(DIRECTION)
Output each entry below as it stands, leaving out every picture.

(RECORDS PROVIDED)
#####
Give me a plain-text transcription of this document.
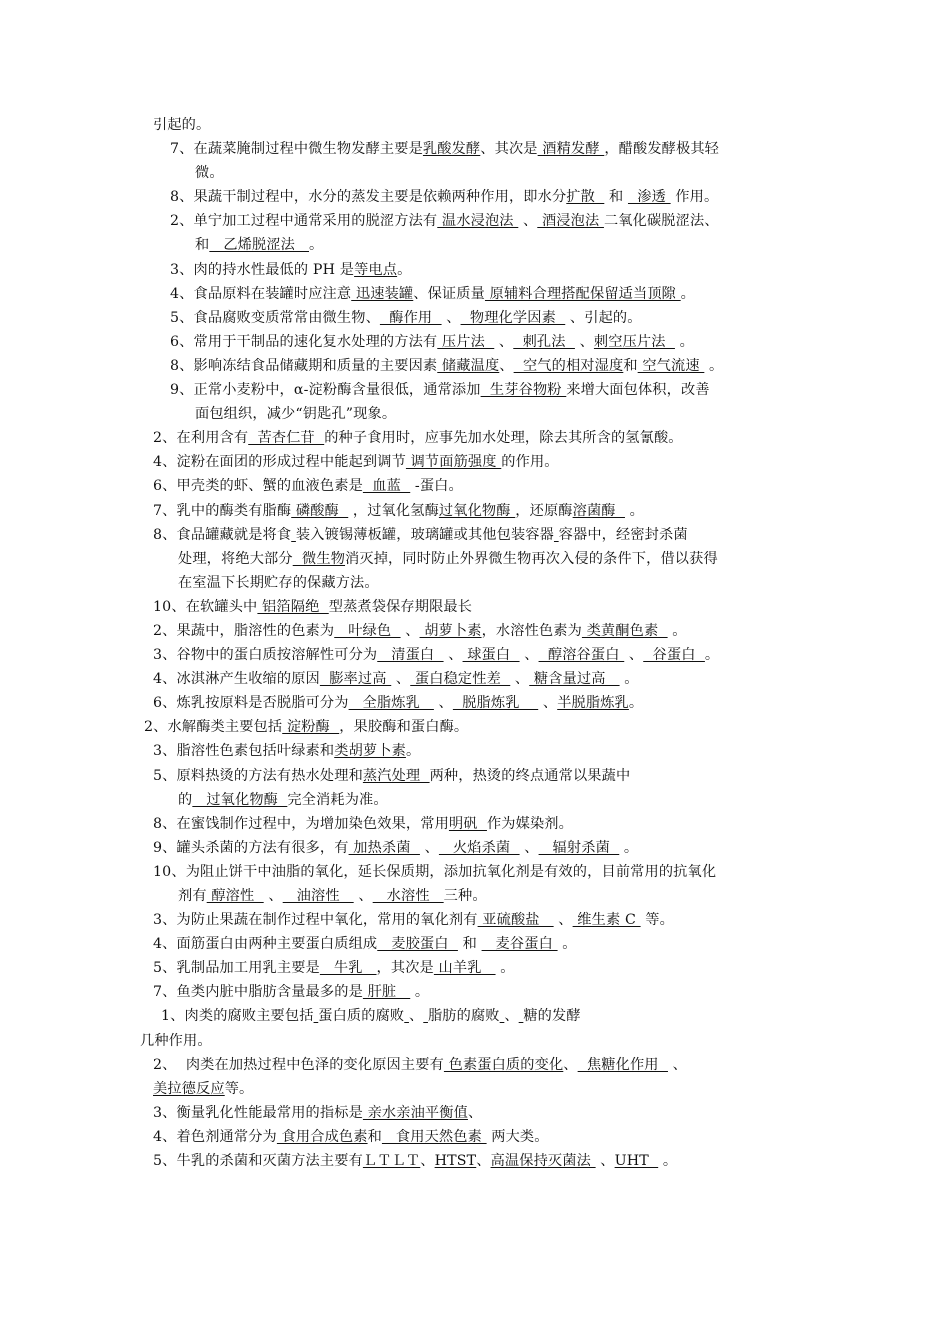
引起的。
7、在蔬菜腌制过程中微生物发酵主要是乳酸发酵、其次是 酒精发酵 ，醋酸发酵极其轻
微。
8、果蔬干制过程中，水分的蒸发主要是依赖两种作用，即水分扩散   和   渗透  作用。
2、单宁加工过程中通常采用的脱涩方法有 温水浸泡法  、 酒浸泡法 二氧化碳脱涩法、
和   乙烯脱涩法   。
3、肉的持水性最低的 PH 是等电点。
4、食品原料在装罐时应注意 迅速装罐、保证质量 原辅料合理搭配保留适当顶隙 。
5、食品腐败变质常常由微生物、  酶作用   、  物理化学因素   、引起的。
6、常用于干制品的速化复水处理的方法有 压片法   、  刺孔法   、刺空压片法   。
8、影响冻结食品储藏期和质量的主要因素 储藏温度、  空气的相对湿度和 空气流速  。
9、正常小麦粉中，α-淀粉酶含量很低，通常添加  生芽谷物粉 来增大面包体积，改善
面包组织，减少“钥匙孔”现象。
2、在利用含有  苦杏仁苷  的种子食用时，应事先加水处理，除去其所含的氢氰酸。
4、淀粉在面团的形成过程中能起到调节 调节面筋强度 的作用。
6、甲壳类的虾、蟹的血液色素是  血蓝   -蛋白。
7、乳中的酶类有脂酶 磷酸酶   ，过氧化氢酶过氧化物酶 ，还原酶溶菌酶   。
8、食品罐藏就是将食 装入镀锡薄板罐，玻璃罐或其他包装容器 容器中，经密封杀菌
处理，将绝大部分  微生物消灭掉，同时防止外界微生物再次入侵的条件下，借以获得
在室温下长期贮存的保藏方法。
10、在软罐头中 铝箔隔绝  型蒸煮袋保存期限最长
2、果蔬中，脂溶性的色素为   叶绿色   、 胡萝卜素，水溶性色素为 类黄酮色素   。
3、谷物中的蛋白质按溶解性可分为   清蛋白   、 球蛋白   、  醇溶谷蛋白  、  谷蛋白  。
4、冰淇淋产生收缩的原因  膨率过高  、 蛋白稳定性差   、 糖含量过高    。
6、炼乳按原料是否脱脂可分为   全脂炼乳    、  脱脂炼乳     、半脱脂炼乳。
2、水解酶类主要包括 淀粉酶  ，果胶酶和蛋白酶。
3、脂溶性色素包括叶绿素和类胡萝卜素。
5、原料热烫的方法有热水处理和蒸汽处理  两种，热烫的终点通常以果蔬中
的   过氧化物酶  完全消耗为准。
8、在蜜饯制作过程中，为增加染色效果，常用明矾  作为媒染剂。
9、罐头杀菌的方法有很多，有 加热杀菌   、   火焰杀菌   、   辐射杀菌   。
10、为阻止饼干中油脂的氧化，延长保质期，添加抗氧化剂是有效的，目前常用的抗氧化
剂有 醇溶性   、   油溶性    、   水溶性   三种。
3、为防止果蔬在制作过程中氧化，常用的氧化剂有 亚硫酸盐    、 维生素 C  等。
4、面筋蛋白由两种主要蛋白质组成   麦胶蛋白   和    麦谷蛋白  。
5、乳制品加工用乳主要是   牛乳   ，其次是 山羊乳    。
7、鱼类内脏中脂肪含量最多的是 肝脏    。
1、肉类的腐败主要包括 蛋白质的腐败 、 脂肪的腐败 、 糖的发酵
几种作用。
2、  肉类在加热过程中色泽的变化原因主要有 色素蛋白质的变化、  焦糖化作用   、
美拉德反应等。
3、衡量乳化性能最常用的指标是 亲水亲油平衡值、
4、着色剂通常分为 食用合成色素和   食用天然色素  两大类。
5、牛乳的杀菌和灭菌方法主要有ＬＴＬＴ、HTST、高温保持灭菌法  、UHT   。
#####
(WRITTEN RESPONSE)
Give me a plain-text transcription of this document.
引起的。
7、在蔬菜腌制过程中微生物发酵主要是乳酸发酵、其次是 酒精发酵 ，醋酸发酵极其轻
微。
8、果蔬干制过程中，水分的蒸发主要是依赖两种作用，即水分扩散   和   渗透  作用。
2、单宁加工过程中通常采用的脱涩方法有 温水浸泡法  、 酒浸泡法 二氧化碳脱涩法、
和   乙烯脱涩法   。
3、肉的持水性最低的 PH 是等电点。
4、食品原料在装罐时应注意 迅速装罐、保证质量 原辅料合理搭配保留适当顶隙 。
5、食品腐败变质常常由微生物、  酶作用   、  物理化学因素   、引起的。
6、常用于干制品的速化复水处理的方法有 压片法   、  刺孔法   、刺空压片法   。
8、影响冻结食品储藏期和质量的主要因素 储藏温度、  空气的相对湿度和 空气流速  。
9、正常小麦粉中，α-淀粉酶含量很低，通常添加  生芽谷物粉 来增大面包体积，改善
面包组织，减少“钥匙孔”现象。
2、在利用含有  苦杏仁苷  的种子食用时，应事先加水处理，除去其所含的氢氰酸。
4、淀粉在面团的形成过程中能起到调节 调节面筋强度 的作用。
6、甲壳类的虾、蟹的血液色素是  血蓝   -蛋白。
7、乳中的酶类有脂酶 磷酸酶   ，过氧化氢酶过氧化物酶 ，还原酶溶菌酶   。
8、食品罐藏就是将食 装入镀锡薄板罐，玻璃罐或其他包装容器 容器中，经密封杀菌
处理，将绝大部分  微生物消灭掉，同时防止外界微生物再次入侵的条件下，借以获得
在室温下长期贮存的保藏方法。
10、在软罐头中 铝箔隔绝  型蒸煮袋保存期限最长
2、果蔬中，脂溶性的色素为   叶绿色   、 胡萝卜素，水溶性色素为 类黄酮色素   。
3、谷物中的蛋白质按溶解性可分为   清蛋白   、 球蛋白   、  醇溶谷蛋白  、  谷蛋白  。
4、冰淇淋产生收缩的原因  膨率过高  、 蛋白稳定性差   、 糖含量过高    。
6、炼乳按原料是否脱脂可分为   全脂炼乳    、  脱脂炼乳     、半脱脂炼乳。
2、水解酶类主要包括 淀粉酶  ，果胶酶和蛋白酶。
3、脂溶性色素包括叶绿素和类胡萝卜素。
5、原料热烫的方法有热水处理和蒸汽处理  两种，热烫的终点通常以果蔬中
的   过氧化物酶  完全消耗为准。
8、在蜜饯制作过程中，为增加染色效果，常用明矾  作为媒染剂。
9、罐头杀菌的方法有很多，有 加热杀菌   、   火焰杀菌   、   辐射杀菌   。
10、为阻止饼干中油脂的氧化，延长保质期，添加抗氧化剂是有效的，目前常用的抗氧化
剂有 醇溶性   、   油溶性    、   水溶性   三种。
3、为防止果蔬在制作过程中氧化，常用的氧化剂有 亚硫酸盐    、 维生素 C  等。
4、面筋蛋白由两种主要蛋白质组成   麦胶蛋白   和    麦谷蛋白  。
5、乳制品加工用乳主要是   牛乳   ，其次是 山羊乳    。
7、鱼类内脏中脂肪含量最多的是 肝脏    。
1、肉类的腐败主要包括 蛋白质的腐败 、 脂肪的腐败 、 糖的发酵
几种作用。
2、  肉类在加热过程中色泽的变化原因主要有 色素蛋白质的变化、  焦糖化作用   、
美拉德反应等。
3、衡量乳化性能最常用的指标是 亲水亲油平衡值、
4、着色剂通常分为 食用合成色素和   食用天然色素  两大类。
5、牛乳的杀菌和灭菌方法主要有ＬＴＬＴ、HTST、高温保持灭菌法  、UHT   。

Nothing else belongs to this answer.